Entries from a page text collection
++++++++
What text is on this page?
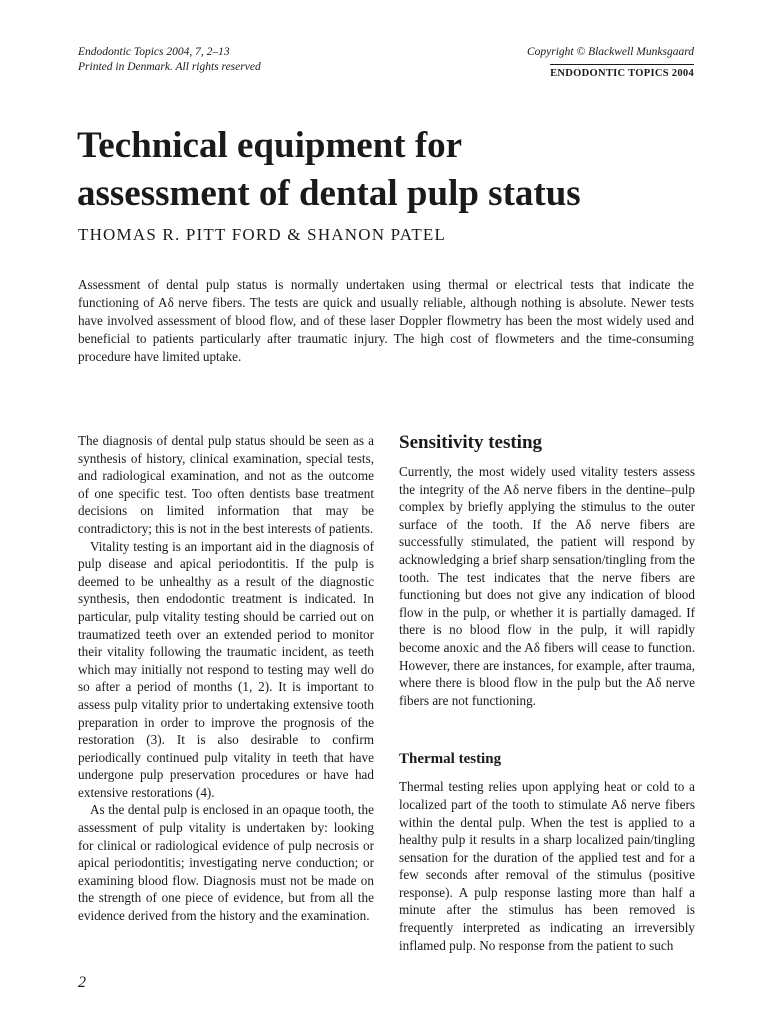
Endodontic Topics 2004, 7, 2–13
Printed in Denmark. All rights reserved
Copyright © Blackwell Munksgaard
ENDODONTIC TOPICS 2004
Technical equipment for
assessment of dental pulp status
THOMAS R. PITT FORD & SHANON PATEL

Assessment of dental pulp status is normally undertaken using thermal or electrical tests that indicate the functioning of Aδ nerve fibers. The tests are quick and usually reliable, although nothing is absolute. Newer tests have involved assessment of blood flow, and of these laser Doppler flowmetry has been the most widely used and beneficial to patients particularly after traumatic injury. The high cost of flowmeters and the time-consuming procedure have limited uptake.

The diagnosis of dental pulp status should be seen as a synthesis of history, clinical examination, special tests, and radiological examination, and not as the outcome of one specific test. Too often dentists base treatment decisions on limited information that may be contradictory; this is not in the best interests of patients.

Vitality testing is an important aid in the diagnosis of pulp disease and apical periodontitis. If the pulp is deemed to be unhealthy as a result of the diagnostic synthesis, then endodontic treatment is indicated. In particular, pulp vitality testing should be carried out on traumatized teeth over an extended period to monitor their vitality following the traumatic incident, as teeth which may initially not respond to testing may well do so after a period of months (1, 2). It is important to assess pulp vitality prior to undertaking extensive tooth preparation in order to improve the prognosis of the restoration (3). It is also desirable to confirm periodically continued pulp vitality in teeth that have undergone pulp preservation procedures or have had extensive restorations (4).

As the dental pulp is enclosed in an opaque tooth, the assessment of pulp vitality is undertaken by: looking for clinical or radiological evidence of pulp necrosis or apical periodontitis; investigating nerve conduction; or examining blood flow. Diagnosis must not be made on the strength of one piece of evidence, but from all the evidence derived from the history and the examination.

Sensitivity testing

Currently, the most widely used vitality testers assess the integrity of the Aδ nerve fibers in the dentine–pulp complex by briefly applying the stimulus to the outer surface of the tooth. If the Aδ nerve fibers are successfully stimulated, the patient will respond by acknowledging a brief sharp sensation/tingling from the tooth. The test indicates that the nerve fibers are functioning but does not give any indication of blood flow in the pulp, or whether it is partially damaged. If there is no blood flow in the pulp, it will rapidly become anoxic and the Aδ fibers will cease to function. However, there are instances, for example, after trauma, where there is blood flow in the pulp but the Aδ nerve fibers are not functioning.

Thermal testing

Thermal testing relies upon applying heat or cold to a localized part of the tooth to stimulate Aδ nerve fibers within the dental pulp. When the test is applied to a healthy pulp it results in a sharp localized pain/tingling sensation for the duration of the applied test and for a few seconds after removal of the stimulus (positive response). A pulp response lasting more than half a minute after the stimulus has been removed is frequently interpreted as indicating an irreversibly inflamed pulp. No response from the patient to such

2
++++++++
*WHAT YOU SHOULD DO*. The answer consists of the lines above that include the word "this", each copied exactly.

*TASK SOLUTION*.
What text is on this page?
The diagnosis of dental pulp status should be seen as a synthesis of history, clinical examination, special tests, and radiological examination, and not as the outcome of one specific test. Too often dentists base treatment decisions on limited information that may be contradictory; this is not in the best interests of patients.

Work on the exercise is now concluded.